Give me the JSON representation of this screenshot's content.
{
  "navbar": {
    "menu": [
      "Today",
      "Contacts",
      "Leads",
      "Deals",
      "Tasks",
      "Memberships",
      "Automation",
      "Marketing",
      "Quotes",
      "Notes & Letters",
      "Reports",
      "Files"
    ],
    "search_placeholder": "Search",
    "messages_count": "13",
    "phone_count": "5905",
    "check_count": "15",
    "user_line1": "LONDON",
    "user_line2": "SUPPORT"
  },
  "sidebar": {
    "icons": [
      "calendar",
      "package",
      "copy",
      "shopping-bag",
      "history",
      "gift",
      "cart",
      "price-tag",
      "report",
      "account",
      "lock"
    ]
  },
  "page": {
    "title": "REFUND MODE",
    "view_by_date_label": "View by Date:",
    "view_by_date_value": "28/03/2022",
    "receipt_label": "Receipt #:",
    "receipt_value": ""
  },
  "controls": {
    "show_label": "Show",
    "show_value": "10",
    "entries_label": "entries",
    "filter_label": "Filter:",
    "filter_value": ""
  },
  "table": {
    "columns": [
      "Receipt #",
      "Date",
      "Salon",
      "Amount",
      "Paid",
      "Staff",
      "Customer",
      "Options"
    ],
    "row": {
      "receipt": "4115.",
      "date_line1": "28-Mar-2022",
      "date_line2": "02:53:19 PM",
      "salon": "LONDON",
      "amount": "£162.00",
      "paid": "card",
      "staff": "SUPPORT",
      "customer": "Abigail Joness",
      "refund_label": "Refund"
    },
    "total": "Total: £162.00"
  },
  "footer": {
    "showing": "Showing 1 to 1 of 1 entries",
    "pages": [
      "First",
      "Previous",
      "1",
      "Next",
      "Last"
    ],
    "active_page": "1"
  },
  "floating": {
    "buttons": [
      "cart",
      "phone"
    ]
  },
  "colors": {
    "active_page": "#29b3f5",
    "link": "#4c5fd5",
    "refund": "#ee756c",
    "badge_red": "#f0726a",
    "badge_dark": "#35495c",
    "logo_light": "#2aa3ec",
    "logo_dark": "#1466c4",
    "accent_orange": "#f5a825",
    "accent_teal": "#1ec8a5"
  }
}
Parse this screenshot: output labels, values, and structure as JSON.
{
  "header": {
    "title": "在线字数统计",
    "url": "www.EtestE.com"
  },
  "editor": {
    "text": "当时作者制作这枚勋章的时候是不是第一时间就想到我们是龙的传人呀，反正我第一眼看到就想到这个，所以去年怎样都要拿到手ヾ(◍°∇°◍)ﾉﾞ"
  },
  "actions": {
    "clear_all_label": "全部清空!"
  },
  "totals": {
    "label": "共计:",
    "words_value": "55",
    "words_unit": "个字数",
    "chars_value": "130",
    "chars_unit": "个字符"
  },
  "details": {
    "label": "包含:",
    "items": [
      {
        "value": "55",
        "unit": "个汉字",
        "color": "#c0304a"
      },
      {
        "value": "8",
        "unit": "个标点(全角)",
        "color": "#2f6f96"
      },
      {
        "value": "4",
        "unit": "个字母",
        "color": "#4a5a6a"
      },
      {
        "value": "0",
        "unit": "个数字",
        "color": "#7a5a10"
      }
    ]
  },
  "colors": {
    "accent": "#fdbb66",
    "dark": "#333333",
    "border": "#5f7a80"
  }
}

Task brief>
Print all of the entries exactly as they are written.

Task output>
Give me the JSON representation of this screenshot's content.
{
  "navbar": {
    "menu": [
      "Today",
      "Contacts",
      "Leads",
      "Deals",
      "Tasks",
      "Memberships",
      "Automation",
      "Marketing",
      "Quotes",
      "Notes & Letters",
      "Reports",
      "Files"
    ],
    "search_placeholder": "Search",
    "messages_count": "13",
    "phone_count": "5905",
    "check_count": "15",
    "user_line1": "LONDON",
    "user_line2": "SUPPORT"
  },
  "sidebar": {
    "icons": [
      "calendar",
      "package",
      "copy",
      "shopping-bag",
      "history",
      "gift",
      "cart",
      "price-tag",
      "report",
      "account",
      "lock"
    ]
  },
  "page": {
    "title": "REFUND MODE",
    "view_by_date_label": "View by Date:",
    "view_by_date_value": "28/03/2022",
    "receipt_label": "Receipt #:",
    "receipt_value": ""
  },
  "controls": {
    "show_label": "Show",
    "show_value": "10",
    "entries_label": "entries",
    "filter_label": "Filter:",
    "filter_value": ""
  },
  "table": {
    "columns": [
      "Receipt #",
      "Date",
      "Salon",
      "Amount",
      "Paid",
      "Staff",
      "Customer",
      "Options"
    ],
    "row": {
      "receipt": "4115.",
      "date_line1": "28-Mar-2022",
      "date_line2": "02:53:19 PM",
      "salon": "LONDON",
      "amount": "£162.00",
      "paid": "card",
      "staff": "SUPPORT",
      "customer": "Abigail Joness",
      "refund_label": "Refund"
    },
    "total": "Total: £162.00"
  },
  "footer": {
    "showing": "Showing 1 to 1 of 1 entries",
    "pages": [
      "First",
      "Previous",
      "1",
      "Next",
      "Last"
    ],
    "active_page": "1"
  },
  "floating": {
    "buttons": [
      "cart",
      "phone"
    ]
  },
  "colors": {
    "active_page": "#29b3f5",
    "link": "#4c5fd5",
    "refund": "#ee756c",
    "badge_red": "#f0726a",
    "badge_dark": "#35495c",
    "logo_light": "#2aa3ec",
    "logo_dark": "#1466c4",
    "accent_orange": "#f5a825",
    "accent_teal": "#1ec8a5"
  }
}
Parse this screenshot: output labels, values, and structure as JSON.
{
  "header": {
    "title": "在线字数统计",
    "url": "www.EtestE.com"
  },
  "editor": {
    "text": "当时作者制作这枚勋章的时候是不是第一时间就想到我们是龙的传人呀，反正我第一眼看到就想到这个，所以去年怎样都要拿到手ヾ(◍°∇°◍)ﾉﾞ"
  },
  "actions": {
    "clear_all_label": "全部清空!"
  },
  "totals": {
    "label": "共计:",
    "words_value": "55",
    "words_unit": "个字数",
    "chars_value": "130",
    "chars_unit": "个字符"
  },
  "details": {
    "label": "包含:",
    "items": [
      {
        "value": "55",
        "unit": "个汉字",
        "color": "#c0304a"
      },
      {
        "value": "8",
        "unit": "个标点(全角)",
        "color": "#2f6f96"
      },
      {
        "value": "4",
        "unit": "个字母",
        "color": "#4a5a6a"
      },
      {
        "value": "0",
        "unit": "个数字",
        "color": "#7a5a10"
      }
    ]
  },
  "colors": {
    "accent": "#fdbb66",
    "dark": "#333333",
    "border": "#5f7a80"
  }
}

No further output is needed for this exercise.